Work required » Each line below is to be written out in full, exactly as shown.

——————————

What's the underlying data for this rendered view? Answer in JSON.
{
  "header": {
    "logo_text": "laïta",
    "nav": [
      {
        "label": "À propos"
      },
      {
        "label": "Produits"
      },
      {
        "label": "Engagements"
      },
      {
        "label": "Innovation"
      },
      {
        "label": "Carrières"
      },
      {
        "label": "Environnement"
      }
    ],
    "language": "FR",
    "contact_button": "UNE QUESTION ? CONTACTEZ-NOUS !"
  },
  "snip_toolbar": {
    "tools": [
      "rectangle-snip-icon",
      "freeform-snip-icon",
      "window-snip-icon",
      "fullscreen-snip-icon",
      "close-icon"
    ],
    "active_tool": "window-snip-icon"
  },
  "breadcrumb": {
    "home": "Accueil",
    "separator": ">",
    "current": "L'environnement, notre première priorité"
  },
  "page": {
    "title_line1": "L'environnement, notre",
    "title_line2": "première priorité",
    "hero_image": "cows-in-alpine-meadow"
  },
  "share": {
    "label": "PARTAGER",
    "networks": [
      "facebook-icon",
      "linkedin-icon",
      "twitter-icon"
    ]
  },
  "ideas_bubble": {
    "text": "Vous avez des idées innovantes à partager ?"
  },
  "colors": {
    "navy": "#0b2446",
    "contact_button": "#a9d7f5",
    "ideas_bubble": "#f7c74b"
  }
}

——————————

Written solution »
What's the underlying data for this rendered view? Answer in JSON.
{
  "header": {
    "logo_text": "laïta",
    "nav": [
      {
        "label": "À propos"
      },
      {
        "label": "Produits"
      },
      {
        "label": "Engagements"
      },
      {
        "label": "Innovation"
      },
      {
        "label": "Carrières"
      },
      {
        "label": "Environnement"
      }
    ],
    "language": "FR",
    "contact_button": "UNE QUESTION ? CONTACTEZ-NOUS !"
  },
  "snip_toolbar": {
    "tools": [
      "rectangle-snip-icon",
      "freeform-snip-icon",
      "window-snip-icon",
      "fullscreen-snip-icon",
      "close-icon"
    ],
    "active_tool": "window-snip-icon"
  },
  "breadcrumb": {
    "home": "Accueil",
    "separator": ">",
    "current": "L'environnement, notre première priorité"
  },
  "page": {
    "title_line1": "L'environnement, notre",
    "title_line2": "première priorité",
    "hero_image": "cows-in-alpine-meadow"
  },
  "share": {
    "label": "PARTAGER",
    "networks": [
      "facebook-icon",
      "linkedin-icon",
      "twitter-icon"
    ]
  },
  "ideas_bubble": {
    "text": "Vous avez des idées innovantes à partager ?"
  },
  "colors": {
    "navy": "#0b2446",
    "contact_button": "#a9d7f5",
    "ideas_bubble": "#f7c74b"
  }
}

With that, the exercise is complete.